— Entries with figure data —
• • • • •

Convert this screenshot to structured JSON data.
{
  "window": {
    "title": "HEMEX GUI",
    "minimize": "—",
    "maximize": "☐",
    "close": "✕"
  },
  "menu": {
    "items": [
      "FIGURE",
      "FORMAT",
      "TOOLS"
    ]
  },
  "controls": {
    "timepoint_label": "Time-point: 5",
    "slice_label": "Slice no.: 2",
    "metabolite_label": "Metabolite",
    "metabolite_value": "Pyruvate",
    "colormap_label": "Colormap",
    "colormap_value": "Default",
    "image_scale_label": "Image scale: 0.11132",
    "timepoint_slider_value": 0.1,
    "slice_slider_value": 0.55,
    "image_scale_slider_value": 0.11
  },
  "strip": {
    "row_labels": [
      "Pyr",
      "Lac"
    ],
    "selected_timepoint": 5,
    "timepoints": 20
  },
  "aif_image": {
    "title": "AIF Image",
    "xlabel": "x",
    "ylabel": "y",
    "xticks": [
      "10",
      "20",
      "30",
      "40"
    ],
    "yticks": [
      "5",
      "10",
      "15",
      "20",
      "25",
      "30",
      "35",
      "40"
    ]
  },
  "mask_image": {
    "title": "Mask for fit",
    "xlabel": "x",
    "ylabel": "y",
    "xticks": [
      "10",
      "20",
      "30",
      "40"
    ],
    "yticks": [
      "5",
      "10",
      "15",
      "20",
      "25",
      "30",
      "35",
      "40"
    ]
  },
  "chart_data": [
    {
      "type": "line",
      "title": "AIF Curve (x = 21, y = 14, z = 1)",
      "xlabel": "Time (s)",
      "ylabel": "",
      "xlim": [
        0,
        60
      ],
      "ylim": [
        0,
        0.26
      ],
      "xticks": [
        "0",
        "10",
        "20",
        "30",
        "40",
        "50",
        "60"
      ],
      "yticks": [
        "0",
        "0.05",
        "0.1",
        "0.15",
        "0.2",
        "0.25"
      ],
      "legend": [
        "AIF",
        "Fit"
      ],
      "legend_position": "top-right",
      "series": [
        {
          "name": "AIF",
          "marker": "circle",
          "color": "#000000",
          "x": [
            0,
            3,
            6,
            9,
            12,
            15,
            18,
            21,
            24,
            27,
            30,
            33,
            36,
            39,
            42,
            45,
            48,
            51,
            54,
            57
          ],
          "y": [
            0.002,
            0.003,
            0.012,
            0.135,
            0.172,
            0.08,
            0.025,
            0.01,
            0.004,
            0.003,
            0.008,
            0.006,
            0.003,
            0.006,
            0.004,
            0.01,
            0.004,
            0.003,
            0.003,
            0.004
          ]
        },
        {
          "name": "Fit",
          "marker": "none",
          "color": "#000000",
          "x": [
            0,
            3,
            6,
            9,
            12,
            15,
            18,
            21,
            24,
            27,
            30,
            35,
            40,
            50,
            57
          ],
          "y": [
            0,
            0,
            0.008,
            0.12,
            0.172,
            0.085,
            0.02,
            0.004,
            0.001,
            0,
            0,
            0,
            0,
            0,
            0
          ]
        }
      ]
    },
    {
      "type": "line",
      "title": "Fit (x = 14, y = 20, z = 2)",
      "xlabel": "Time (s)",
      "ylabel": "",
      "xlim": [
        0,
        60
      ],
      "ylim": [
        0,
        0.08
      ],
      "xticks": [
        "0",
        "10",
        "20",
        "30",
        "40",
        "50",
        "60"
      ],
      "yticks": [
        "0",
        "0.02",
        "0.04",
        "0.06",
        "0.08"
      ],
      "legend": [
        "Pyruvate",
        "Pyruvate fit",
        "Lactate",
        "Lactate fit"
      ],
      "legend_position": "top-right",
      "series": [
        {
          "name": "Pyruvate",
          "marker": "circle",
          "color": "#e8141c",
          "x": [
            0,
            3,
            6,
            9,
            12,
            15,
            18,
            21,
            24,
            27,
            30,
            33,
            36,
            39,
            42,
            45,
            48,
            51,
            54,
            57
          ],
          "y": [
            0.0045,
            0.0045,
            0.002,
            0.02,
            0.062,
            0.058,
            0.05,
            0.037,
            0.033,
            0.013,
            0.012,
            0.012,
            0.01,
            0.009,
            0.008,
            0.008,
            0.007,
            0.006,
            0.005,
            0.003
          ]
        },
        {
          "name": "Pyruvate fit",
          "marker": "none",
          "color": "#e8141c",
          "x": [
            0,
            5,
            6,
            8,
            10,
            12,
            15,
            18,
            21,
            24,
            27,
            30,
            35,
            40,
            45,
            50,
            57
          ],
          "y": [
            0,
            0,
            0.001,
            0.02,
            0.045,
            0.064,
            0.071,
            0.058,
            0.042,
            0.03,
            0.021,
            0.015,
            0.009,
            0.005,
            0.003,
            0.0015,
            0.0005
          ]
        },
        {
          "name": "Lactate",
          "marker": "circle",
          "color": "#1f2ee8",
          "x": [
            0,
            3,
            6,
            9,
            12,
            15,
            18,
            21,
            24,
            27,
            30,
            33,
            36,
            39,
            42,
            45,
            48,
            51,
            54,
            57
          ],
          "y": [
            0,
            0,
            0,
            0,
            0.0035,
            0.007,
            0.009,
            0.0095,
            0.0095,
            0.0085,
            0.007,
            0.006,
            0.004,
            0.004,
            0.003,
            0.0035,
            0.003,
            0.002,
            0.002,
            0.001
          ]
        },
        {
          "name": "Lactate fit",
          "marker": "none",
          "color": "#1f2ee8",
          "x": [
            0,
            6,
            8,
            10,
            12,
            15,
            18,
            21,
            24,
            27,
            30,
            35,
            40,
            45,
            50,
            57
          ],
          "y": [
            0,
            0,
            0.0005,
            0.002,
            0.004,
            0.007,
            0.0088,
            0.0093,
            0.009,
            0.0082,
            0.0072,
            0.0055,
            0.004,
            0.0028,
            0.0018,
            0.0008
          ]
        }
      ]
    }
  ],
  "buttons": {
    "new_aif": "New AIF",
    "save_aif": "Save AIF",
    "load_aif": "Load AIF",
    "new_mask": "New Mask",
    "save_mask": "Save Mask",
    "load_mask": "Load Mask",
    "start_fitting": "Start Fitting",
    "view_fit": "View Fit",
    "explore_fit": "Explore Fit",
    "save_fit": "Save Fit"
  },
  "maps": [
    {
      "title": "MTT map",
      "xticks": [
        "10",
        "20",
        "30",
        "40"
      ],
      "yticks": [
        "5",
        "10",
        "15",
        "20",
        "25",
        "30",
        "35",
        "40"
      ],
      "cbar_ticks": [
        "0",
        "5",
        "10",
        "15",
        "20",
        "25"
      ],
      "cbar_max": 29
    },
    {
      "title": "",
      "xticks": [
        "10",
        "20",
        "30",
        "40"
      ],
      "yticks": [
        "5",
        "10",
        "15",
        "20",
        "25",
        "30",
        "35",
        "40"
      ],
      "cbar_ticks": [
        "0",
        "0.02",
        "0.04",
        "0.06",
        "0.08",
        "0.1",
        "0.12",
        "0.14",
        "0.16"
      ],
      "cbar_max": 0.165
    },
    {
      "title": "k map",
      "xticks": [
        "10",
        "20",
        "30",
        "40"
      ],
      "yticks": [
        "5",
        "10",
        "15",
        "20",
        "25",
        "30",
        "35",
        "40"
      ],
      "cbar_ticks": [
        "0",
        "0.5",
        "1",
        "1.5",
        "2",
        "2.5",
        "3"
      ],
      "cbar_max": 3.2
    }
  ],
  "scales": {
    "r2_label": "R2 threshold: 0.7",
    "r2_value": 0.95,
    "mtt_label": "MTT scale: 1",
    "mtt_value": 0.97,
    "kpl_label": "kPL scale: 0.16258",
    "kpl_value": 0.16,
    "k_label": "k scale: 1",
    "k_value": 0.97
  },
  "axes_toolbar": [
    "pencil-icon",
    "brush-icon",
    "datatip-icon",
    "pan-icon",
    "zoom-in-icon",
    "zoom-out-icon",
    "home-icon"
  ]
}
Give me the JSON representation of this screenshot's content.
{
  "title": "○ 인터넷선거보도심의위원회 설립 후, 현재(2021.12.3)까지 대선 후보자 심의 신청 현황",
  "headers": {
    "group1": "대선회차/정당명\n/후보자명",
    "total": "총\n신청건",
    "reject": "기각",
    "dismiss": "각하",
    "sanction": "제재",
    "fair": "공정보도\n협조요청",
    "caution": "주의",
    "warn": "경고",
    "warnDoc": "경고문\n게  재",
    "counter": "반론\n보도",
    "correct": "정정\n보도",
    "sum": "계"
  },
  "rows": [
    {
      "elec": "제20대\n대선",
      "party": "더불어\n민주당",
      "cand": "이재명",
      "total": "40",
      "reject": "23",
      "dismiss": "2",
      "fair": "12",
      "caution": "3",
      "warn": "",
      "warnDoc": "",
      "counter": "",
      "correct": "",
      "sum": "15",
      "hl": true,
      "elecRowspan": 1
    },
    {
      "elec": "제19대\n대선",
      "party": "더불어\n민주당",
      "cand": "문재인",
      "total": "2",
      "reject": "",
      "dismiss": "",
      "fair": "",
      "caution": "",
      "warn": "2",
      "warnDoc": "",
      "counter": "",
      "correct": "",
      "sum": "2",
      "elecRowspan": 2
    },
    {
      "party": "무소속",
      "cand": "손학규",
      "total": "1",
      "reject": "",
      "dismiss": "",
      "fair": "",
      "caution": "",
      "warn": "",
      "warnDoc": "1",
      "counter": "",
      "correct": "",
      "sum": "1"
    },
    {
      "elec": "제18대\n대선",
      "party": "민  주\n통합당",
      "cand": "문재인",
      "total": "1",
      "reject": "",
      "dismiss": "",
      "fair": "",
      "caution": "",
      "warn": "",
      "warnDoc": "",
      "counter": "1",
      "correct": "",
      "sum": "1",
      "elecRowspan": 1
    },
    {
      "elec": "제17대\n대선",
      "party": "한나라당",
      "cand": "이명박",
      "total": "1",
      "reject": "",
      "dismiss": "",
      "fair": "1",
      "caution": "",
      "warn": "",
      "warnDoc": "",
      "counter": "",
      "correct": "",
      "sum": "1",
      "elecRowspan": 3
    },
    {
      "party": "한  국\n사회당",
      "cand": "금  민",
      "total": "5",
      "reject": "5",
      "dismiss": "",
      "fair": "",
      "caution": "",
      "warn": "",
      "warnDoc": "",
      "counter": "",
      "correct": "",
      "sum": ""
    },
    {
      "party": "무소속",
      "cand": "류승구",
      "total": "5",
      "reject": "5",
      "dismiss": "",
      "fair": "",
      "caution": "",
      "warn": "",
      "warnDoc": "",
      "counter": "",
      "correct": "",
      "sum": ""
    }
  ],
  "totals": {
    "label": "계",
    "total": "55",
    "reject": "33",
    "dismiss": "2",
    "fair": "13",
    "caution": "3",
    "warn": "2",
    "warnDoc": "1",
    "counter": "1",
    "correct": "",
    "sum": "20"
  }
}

• • • • •

— Given instruction —
Look through the material and copy each line that has "name".

— Finished exercise —
          "name": "AIF",
          "name": "Fit",
          "name": "Pyruvate",
          "name": "Pyruvate fit",
          "name": "Lactate",
          "name": "Lactate fit",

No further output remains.